Data section.
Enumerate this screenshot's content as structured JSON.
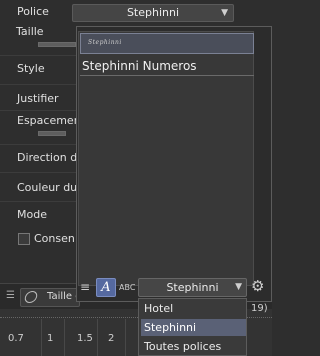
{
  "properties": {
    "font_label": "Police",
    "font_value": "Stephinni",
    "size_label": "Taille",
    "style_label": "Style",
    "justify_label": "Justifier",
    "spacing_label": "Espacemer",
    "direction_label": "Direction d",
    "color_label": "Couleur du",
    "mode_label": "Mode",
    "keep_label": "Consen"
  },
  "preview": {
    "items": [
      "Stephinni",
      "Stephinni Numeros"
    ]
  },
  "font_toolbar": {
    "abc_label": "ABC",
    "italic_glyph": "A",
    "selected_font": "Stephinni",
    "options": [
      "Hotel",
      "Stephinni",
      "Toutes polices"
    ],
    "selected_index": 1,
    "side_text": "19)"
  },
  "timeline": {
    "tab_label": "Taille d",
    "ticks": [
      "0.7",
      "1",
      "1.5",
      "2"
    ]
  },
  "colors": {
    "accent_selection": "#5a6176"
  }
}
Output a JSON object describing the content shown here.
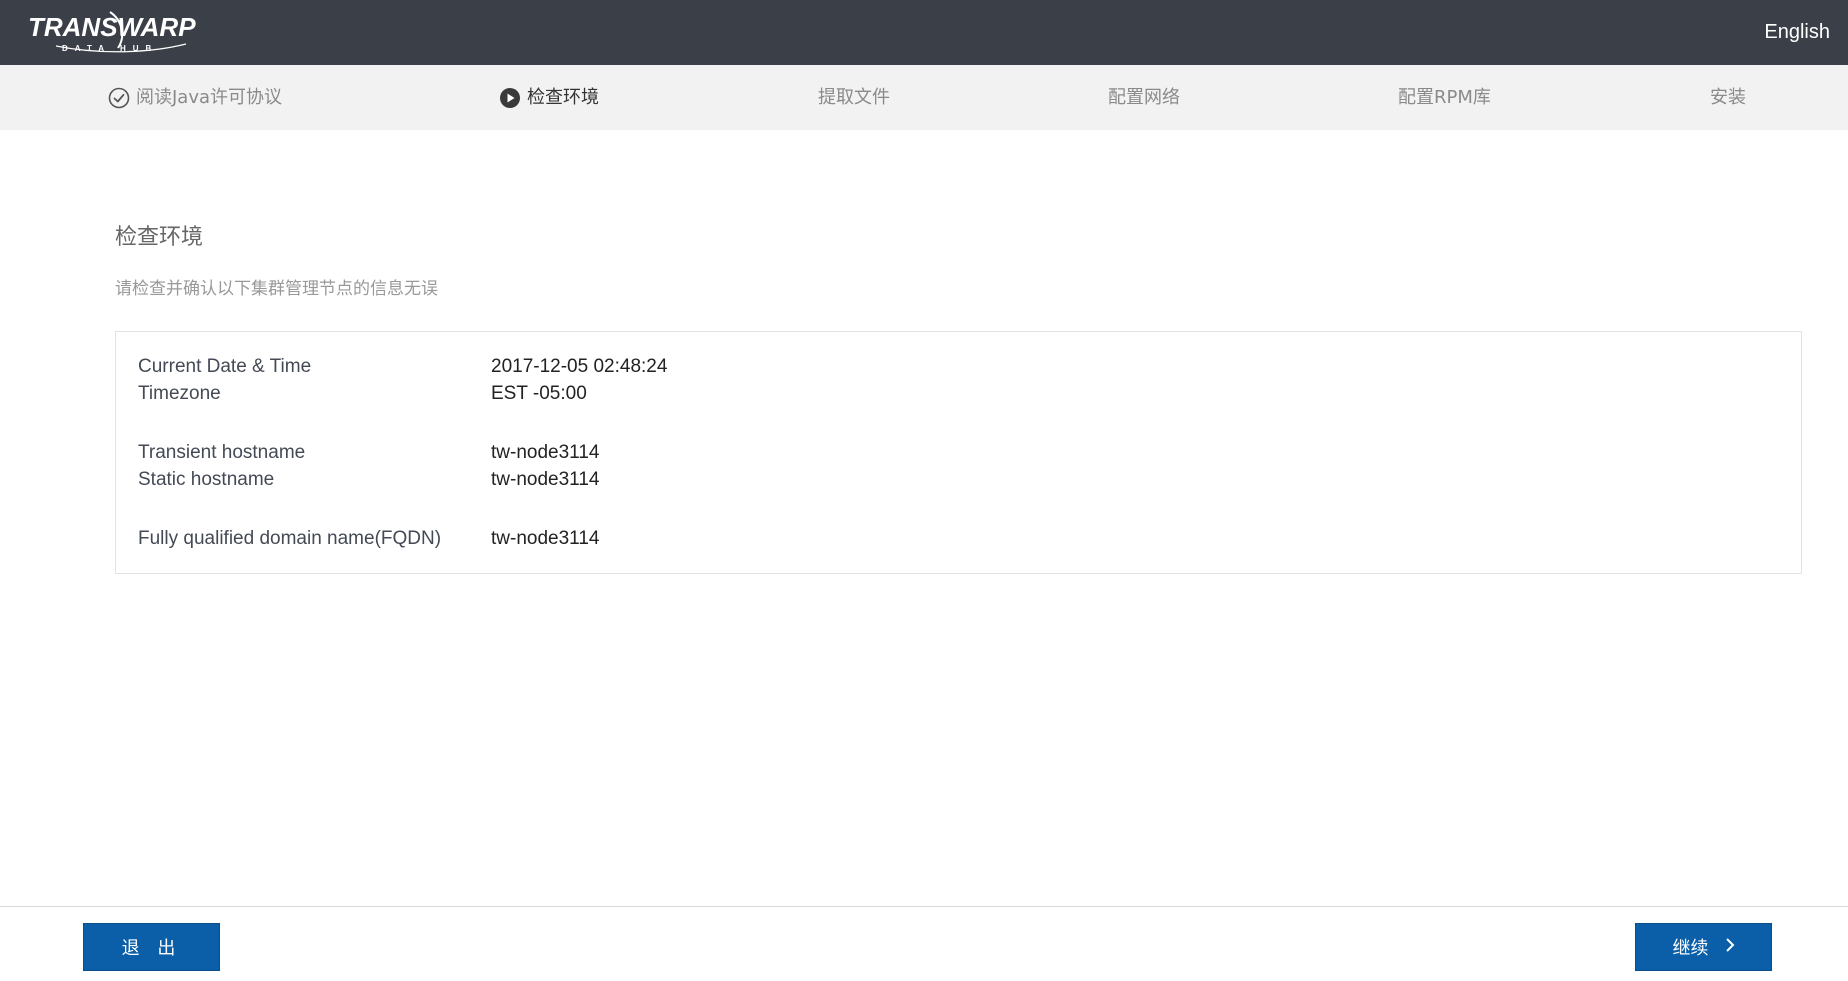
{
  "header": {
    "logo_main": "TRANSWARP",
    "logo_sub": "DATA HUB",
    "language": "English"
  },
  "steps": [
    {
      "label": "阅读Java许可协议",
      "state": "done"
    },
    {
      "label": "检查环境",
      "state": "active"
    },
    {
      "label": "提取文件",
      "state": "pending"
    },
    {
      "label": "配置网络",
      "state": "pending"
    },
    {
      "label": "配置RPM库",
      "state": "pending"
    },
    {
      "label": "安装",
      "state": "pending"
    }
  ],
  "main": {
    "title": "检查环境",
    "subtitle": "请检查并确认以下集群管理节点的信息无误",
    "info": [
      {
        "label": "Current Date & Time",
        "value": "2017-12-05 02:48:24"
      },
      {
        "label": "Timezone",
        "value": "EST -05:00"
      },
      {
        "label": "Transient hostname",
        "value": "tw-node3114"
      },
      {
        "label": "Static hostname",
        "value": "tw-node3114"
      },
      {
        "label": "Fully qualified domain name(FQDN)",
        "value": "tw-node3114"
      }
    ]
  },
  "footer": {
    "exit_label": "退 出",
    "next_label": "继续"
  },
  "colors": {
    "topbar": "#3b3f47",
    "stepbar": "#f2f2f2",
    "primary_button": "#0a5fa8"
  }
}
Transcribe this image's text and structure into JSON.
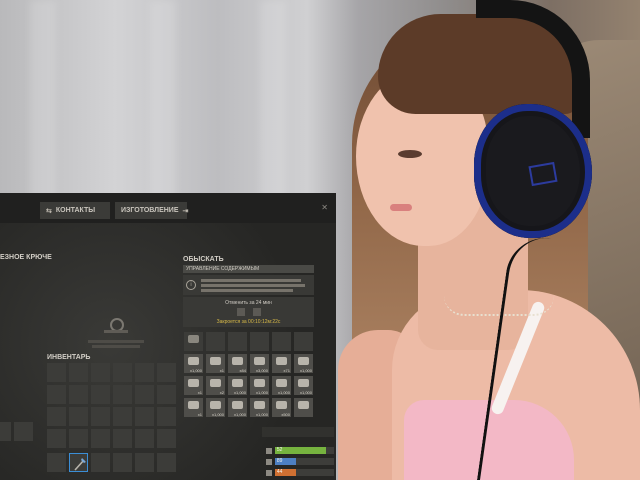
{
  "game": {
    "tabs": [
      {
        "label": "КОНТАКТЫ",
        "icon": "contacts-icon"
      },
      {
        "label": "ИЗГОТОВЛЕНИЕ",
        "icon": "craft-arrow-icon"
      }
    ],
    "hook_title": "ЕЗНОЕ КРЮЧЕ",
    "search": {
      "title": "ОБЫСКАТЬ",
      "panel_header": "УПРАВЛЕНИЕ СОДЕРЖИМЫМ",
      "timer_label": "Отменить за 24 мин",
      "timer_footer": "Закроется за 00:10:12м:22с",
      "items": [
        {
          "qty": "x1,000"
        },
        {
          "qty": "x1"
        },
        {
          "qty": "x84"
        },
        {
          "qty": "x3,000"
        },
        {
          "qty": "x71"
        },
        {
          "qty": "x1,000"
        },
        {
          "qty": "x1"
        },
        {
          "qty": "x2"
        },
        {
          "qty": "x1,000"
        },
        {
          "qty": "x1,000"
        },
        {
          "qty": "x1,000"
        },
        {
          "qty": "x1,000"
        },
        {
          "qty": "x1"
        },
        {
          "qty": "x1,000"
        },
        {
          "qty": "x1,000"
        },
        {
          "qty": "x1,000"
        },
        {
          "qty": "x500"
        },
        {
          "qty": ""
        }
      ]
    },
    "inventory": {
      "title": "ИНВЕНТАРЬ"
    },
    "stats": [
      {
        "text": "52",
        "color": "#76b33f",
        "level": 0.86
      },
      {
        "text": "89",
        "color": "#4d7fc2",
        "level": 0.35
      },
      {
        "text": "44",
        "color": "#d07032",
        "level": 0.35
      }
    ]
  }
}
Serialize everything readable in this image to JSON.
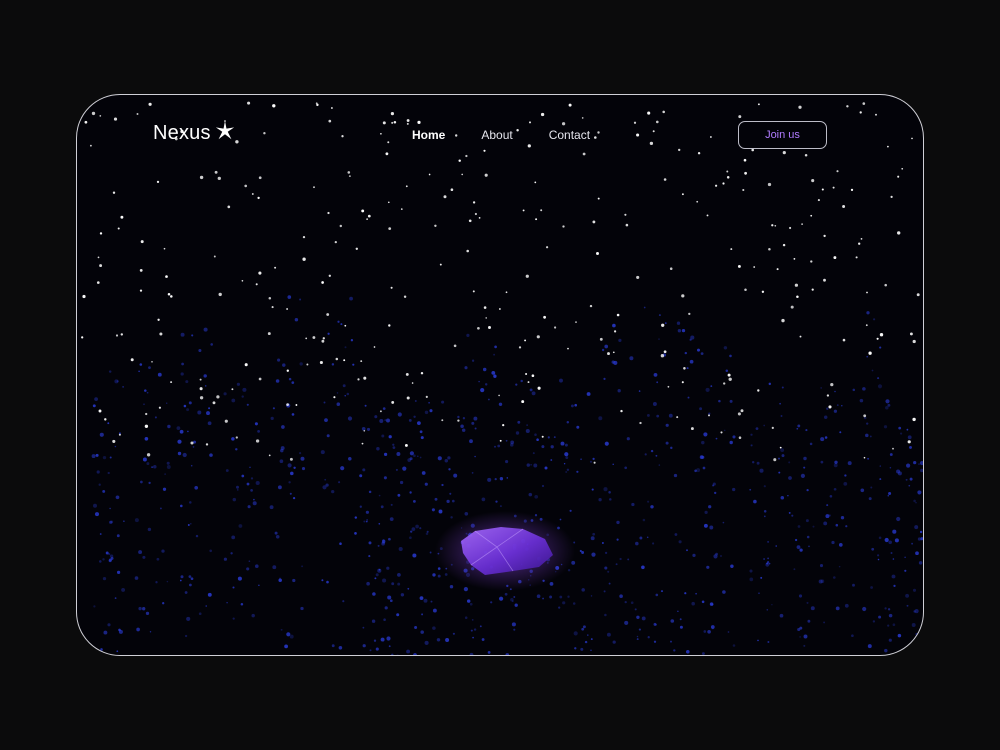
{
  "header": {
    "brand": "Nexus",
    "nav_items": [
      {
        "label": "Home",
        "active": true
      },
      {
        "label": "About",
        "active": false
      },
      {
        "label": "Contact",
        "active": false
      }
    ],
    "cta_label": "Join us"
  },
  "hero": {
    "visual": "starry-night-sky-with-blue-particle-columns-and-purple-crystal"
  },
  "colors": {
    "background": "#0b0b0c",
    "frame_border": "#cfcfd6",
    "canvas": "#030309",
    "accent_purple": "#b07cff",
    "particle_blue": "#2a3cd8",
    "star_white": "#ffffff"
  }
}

Problem details. Go through the listing above and write it out again exactly, dropping the pictures.

Exercise solution.
Enumerate this screenshot's content as structured JSON.
{
  "properties": {
    "font_label": "Police",
    "font_value": "Stephinni",
    "size_label": "Taille",
    "style_label": "Style",
    "justify_label": "Justifier",
    "spacing_label": "Espacemer",
    "direction_label": "Direction d",
    "color_label": "Couleur du",
    "mode_label": "Mode",
    "keep_label": "Consen"
  },
  "preview": {
    "items": [
      "Stephinni",
      "Stephinni Numeros"
    ]
  },
  "font_toolbar": {
    "abc_label": "ABC",
    "italic_glyph": "A",
    "selected_font": "Stephinni",
    "options": [
      "Hotel",
      "Stephinni",
      "Toutes polices"
    ],
    "selected_index": 1,
    "side_text": "19)"
  },
  "timeline": {
    "tab_label": "Taille d",
    "ticks": [
      "0.7",
      "1",
      "1.5",
      "2"
    ]
  },
  "colors": {
    "accent_selection": "#5a6176"
  }
}
Output a JSON object describing the content shown here.
{
  "header": {
    "logo_main": "TRANSWARP",
    "logo_sub": "DATA HUB",
    "language": "English"
  },
  "steps": [
    {
      "label": "阅读Java许可协议",
      "state": "done"
    },
    {
      "label": "检查环境",
      "state": "active"
    },
    {
      "label": "提取文件",
      "state": "pending"
    },
    {
      "label": "配置网络",
      "state": "pending"
    },
    {
      "label": "配置RPM库",
      "state": "pending"
    },
    {
      "label": "安装",
      "state": "pending"
    }
  ],
  "main": {
    "title": "检查环境",
    "subtitle": "请检查并确认以下集群管理节点的信息无误",
    "info": [
      {
        "label": "Current Date & Time",
        "value": "2017-12-05 02:48:24"
      },
      {
        "label": "Timezone",
        "value": "EST -05:00"
      },
      {
        "label": "Transient hostname",
        "value": "tw-node3114"
      },
      {
        "label": "Static hostname",
        "value": "tw-node3114"
      },
      {
        "label": "Fully qualified domain name(FQDN)",
        "value": "tw-node3114"
      }
    ]
  },
  "footer": {
    "exit_label": "退 出",
    "next_label": "继续"
  },
  "colors": {
    "topbar": "#3b3f47",
    "stepbar": "#f2f2f2",
    "primary_button": "#0a5fa8"
  }
}
Transcribe this image's text and structure into JSON.
{
  "game": {
    "tabs": [
      {
        "label": "КОНТАКТЫ",
        "icon": "contacts-icon"
      },
      {
        "label": "ИЗГОТОВЛЕНИЕ",
        "icon": "craft-arrow-icon"
      }
    ],
    "hook_title": "ЕЗНОЕ КРЮЧЕ",
    "search": {
      "title": "ОБЫСКАТЬ",
      "panel_header": "УПРАВЛЕНИЕ СОДЕРЖИМЫМ",
      "timer_label": "Отменить за 24 мин",
      "timer_footer": "Закроется за 00:10:12м:22с",
      "items": [
        {
          "qty": "x1,000"
        },
        {
          "qty": "x1"
        },
        {
          "qty": "x84"
        },
        {
          "qty": "x3,000"
        },
        {
          "qty": "x71"
        },
        {
          "qty": "x1,000"
        },
        {
          "qty": "x1"
        },
        {
          "qty": "x2"
        },
        {
          "qty": "x1,000"
        },
        {
          "qty": "x1,000"
        },
        {
          "qty": "x1,000"
        },
        {
          "qty": "x1,000"
        },
        {
          "qty": "x1"
        },
        {
          "qty": "x1,000"
        },
        {
          "qty": "x1,000"
        },
        {
          "qty": "x1,000"
        },
        {
          "qty": "x500"
        },
        {
          "qty": ""
        }
      ]
    },
    "inventory": {
      "title": "ИНВЕНТАРЬ"
    },
    "stats": [
      {
        "text": "52",
        "color": "#76b33f",
        "level": 0.86
      },
      {
        "text": "89",
        "color": "#4d7fc2",
        "level": 0.35
      },
      {
        "text": "44",
        "color": "#d07032",
        "level": 0.35
      }
    ]
  }
}
Serialize everything readable in this image to JSON.
{
  "header": {
    "brand": "Nexus",
    "nav_items": [
      {
        "label": "Home",
        "active": true
      },
      {
        "label": "About",
        "active": false
      },
      {
        "label": "Contact",
        "active": false
      }
    ],
    "cta_label": "Join us"
  },
  "hero": {
    "visual": "starry-night-sky-with-blue-particle-columns-and-purple-crystal"
  },
  "colors": {
    "background": "#0b0b0c",
    "frame_border": "#cfcfd6",
    "canvas": "#030309",
    "accent_purple": "#b07cff",
    "particle_blue": "#2a3cd8",
    "star_white": "#ffffff"
  }
}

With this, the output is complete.